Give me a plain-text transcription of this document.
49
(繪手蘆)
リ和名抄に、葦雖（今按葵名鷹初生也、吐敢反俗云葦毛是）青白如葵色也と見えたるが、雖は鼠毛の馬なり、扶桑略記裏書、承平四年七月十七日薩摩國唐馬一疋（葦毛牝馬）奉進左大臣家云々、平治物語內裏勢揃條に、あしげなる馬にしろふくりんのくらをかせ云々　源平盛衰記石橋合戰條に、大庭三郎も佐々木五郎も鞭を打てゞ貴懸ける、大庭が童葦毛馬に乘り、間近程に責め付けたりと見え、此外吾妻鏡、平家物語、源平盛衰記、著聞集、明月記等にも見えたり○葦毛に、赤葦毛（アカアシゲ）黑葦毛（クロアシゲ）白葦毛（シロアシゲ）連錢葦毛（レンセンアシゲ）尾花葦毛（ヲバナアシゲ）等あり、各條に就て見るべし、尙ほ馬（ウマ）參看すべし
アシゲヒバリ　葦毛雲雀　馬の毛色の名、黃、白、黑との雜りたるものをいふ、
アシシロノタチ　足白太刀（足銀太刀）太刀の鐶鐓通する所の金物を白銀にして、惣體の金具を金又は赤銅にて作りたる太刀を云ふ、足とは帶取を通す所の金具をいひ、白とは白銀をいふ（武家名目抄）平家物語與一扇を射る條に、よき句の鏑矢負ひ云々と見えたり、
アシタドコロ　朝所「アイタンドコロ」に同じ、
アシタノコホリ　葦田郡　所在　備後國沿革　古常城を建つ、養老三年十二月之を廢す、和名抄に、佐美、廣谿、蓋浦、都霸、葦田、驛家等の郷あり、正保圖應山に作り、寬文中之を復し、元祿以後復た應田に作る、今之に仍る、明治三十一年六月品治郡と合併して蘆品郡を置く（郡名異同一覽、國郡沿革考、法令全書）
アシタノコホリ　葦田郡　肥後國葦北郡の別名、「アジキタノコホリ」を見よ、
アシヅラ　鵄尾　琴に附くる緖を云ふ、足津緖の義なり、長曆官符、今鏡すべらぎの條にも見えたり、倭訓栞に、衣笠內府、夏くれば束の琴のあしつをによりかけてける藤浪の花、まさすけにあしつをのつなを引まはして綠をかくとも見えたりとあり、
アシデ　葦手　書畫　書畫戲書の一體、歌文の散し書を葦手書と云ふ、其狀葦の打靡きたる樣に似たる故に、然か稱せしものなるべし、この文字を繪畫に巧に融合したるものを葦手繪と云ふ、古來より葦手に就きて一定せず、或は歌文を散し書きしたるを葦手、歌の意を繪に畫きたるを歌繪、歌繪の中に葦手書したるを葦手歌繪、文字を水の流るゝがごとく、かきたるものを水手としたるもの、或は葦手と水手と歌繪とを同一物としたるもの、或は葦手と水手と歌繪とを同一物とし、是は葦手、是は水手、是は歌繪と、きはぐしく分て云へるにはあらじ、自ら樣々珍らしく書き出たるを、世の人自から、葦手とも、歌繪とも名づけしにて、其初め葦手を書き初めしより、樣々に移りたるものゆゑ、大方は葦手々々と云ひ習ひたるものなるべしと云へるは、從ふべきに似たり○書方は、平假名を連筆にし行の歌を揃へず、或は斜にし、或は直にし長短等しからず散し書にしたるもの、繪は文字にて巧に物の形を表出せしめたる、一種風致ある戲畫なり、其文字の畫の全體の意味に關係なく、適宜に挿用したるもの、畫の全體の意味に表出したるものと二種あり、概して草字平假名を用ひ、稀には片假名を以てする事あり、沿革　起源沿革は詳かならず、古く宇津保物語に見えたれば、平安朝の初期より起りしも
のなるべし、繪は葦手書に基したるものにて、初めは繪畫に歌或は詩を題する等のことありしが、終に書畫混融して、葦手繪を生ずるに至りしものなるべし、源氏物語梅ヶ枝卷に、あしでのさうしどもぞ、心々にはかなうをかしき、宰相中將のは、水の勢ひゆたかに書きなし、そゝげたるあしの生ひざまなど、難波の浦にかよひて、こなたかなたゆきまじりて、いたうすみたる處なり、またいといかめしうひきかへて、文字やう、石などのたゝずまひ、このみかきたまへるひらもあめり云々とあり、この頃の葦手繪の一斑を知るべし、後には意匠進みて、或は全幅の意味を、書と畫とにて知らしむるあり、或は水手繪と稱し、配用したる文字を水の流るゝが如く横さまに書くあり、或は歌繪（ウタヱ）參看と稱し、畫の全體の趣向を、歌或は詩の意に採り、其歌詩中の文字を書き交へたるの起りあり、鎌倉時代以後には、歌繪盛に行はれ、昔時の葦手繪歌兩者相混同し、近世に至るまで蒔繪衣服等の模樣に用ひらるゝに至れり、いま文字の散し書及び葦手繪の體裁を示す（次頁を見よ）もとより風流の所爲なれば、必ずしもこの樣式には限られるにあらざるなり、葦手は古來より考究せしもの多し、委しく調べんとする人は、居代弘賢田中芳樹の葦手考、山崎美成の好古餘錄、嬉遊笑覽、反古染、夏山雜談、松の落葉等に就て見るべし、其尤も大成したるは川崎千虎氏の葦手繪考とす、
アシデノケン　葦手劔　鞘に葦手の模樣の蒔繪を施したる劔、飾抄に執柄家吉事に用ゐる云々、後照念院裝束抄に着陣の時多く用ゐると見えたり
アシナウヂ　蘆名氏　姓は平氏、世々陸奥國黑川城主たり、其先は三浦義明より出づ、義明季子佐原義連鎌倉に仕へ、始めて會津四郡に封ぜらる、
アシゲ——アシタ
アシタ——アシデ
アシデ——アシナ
• • • • •
Write out the listing once more, matching it exactly.

Give me a plain-text transcription of this document.
49
(繪手蘆)
リ和名抄に、葦雖（今按葵名鷹初生也、吐敢反俗云葦毛是）青白如葵色也と見えたるが、雖は鼠毛の馬なり、扶桑略記裏書、承平四年七月十七日薩摩國唐馬一疋（葦毛牝馬）奉進左大臣家云々、平治物語內裏勢揃條に、あしげなる馬にしろふくりんのくらをかせ云々　源平盛衰記石橋合戰條に、大庭三郎も佐々木五郎も鞭を打てゞ貴懸ける、大庭が童葦毛馬に乘り、間近程に責め付けたりと見え、此外吾妻鏡、平家物語、源平盛衰記、著聞集、明月記等にも見えたり○葦毛に、赤葦毛（アカアシゲ）黑葦毛（クロアシゲ）白葦毛（シロアシゲ）連錢葦毛（レンセンアシゲ）尾花葦毛（ヲバナアシゲ）等あり、各條に就て見るべし、尙ほ馬（ウマ）參看すべし
アシゲヒバリ　葦毛雲雀　馬の毛色の名、黃、白、黑との雜りたるものをいふ、
アシシロノタチ　足白太刀（足銀太刀）太刀の鐶鐓通する所の金物を白銀にして、惣體の金具を金又は赤銅にて作りたる太刀を云ふ、足とは帶取を通す所の金具をいひ、白とは白銀をいふ（武家名目抄）平家物語與一扇を射る條に、よき句の鏑矢負ひ云々と見えたり、
アシタドコロ　朝所「アイタンドコロ」に同じ、
アシタノコホリ　葦田郡　所在　備後國沿革　古常城を建つ、養老三年十二月之を廢す、和名抄に、佐美、廣谿、蓋浦、都霸、葦田、驛家等の郷あり、正保圖應山に作り、寬文中之を復し、元祿以後復た應田に作る、今之に仍る、明治三十一年六月品治郡と合併して蘆品郡を置く（郡名異同一覽、國郡沿革考、法令全書）
アシタノコホリ　葦田郡　肥後國葦北郡の別名、「アジキタノコホリ」を見よ、
アシヅラ　鵄尾　琴に附くる緖を云ふ、足津緖の義なり、長曆官符、今鏡すべらぎの條にも見えたり、倭訓栞に、衣笠內府、夏くれば束の琴のあしつをによりかけてける藤浪の花、まさすけにあしつをのつなを引まはして綠をかくとも見えたりとあり、
アシデ　葦手　書畫　書畫戲書の一體、歌文の散し書を葦手書と云ふ、其狀葦の打靡きたる樣に似たる故に、然か稱せしものなるべし、この文字を繪畫に巧に融合したるものを葦手繪と云ふ、古來より葦手に就きて一定せず、或は歌文を散し書きしたるを葦手、歌の意を繪に畫きたるを歌繪、歌繪の中に葦手書したるを葦手歌繪、文字を水の流るゝがごとく、かきたるものを水手としたるもの、或は葦手と水手と歌繪とを同一物としたるもの、或は葦手と水手と歌繪とを同一物とし、是は葦手、是は水手、是は歌繪と、きはぐしく分て云へるにはあらじ、自ら樣々珍らしく書き出たるを、世の人自から、葦手とも、歌繪とも名づけしにて、其初め葦手を書き初めしより、樣々に移りたるものゆゑ、大方は葦手々々と云ひ習ひたるものなるべしと云へるは、從ふべきに似たり○書方は、平假名を連筆にし行の歌を揃へず、或は斜にし、或は直にし長短等しからず散し書にしたるもの、繪は文字にて巧に物の形を表出せしめたる、一種風致ある戲畫なり、其文字の畫の全體の意味に關係なく、適宜に挿用したるもの、畫の全體の意味に表出したるものと二種あり、概して草字平假名を用ひ、稀には片假名を以てする事あり、沿革　起源沿革は詳かならず、古く宇津保物語に見えたれば、平安朝の初期より起りしも
のなるべし、繪は葦手書に基したるものにて、初めは繪畫に歌或は詩を題する等のことありしが、終に書畫混融して、葦手繪を生ずるに至りしものなるべし、源氏物語梅ヶ枝卷に、あしでのさうしどもぞ、心々にはかなうをかしき、宰相中將のは、水の勢ひゆたかに書きなし、そゝげたるあしの生ひざまなど、難波の浦にかよひて、こなたかなたゆきまじりて、いたうすみたる處なり、またいといかめしうひきかへて、文字やう、石などのたゝずまひ、このみかきたまへるひらもあめり云々とあり、この頃の葦手繪の一斑を知るべし、後には意匠進みて、或は全幅の意味を、書と畫とにて知らしむるあり、或は水手繪と稱し、配用したる文字を水の流るゝが如く横さまに書くあり、或は歌繪（ウタヱ）參看と稱し、畫の全體の趣向を、歌或は詩の意に採り、其歌詩中の文字を書き交へたるの起りあり、鎌倉時代以後には、歌繪盛に行はれ、昔時の葦手繪歌兩者相混同し、近世に至るまで蒔繪衣服等の模樣に用ひらるゝに至れり、いま文字の散し書及び葦手繪の體裁を示す（次頁を見よ）もとより風流の所爲なれば、必ずしもこの樣式には限られるにあらざるなり、葦手は古來より考究せしもの多し、委しく調べんとする人は、居代弘賢田中芳樹の葦手考、山崎美成の好古餘錄、嬉遊笑覽、反古染、夏山雜談、松の落葉等に就て見るべし、其尤も大成したるは川崎千虎氏の葦手繪考とす、
アシデノケン　葦手劔　鞘に葦手の模樣の蒔繪を施したる劔、飾抄に執柄家吉事に用ゐる云々、後照念院裝束抄に着陣の時多く用ゐると見えたり
アシナウヂ　蘆名氏　姓は平氏、世々陸奥國黑川城主たり、其先は三浦義明より出づ、義明季子佐原義連鎌倉に仕へ、始めて會津四郡に封ぜらる、
アシゲ——アシタ
アシタ——アシデ
アシデ——アシナ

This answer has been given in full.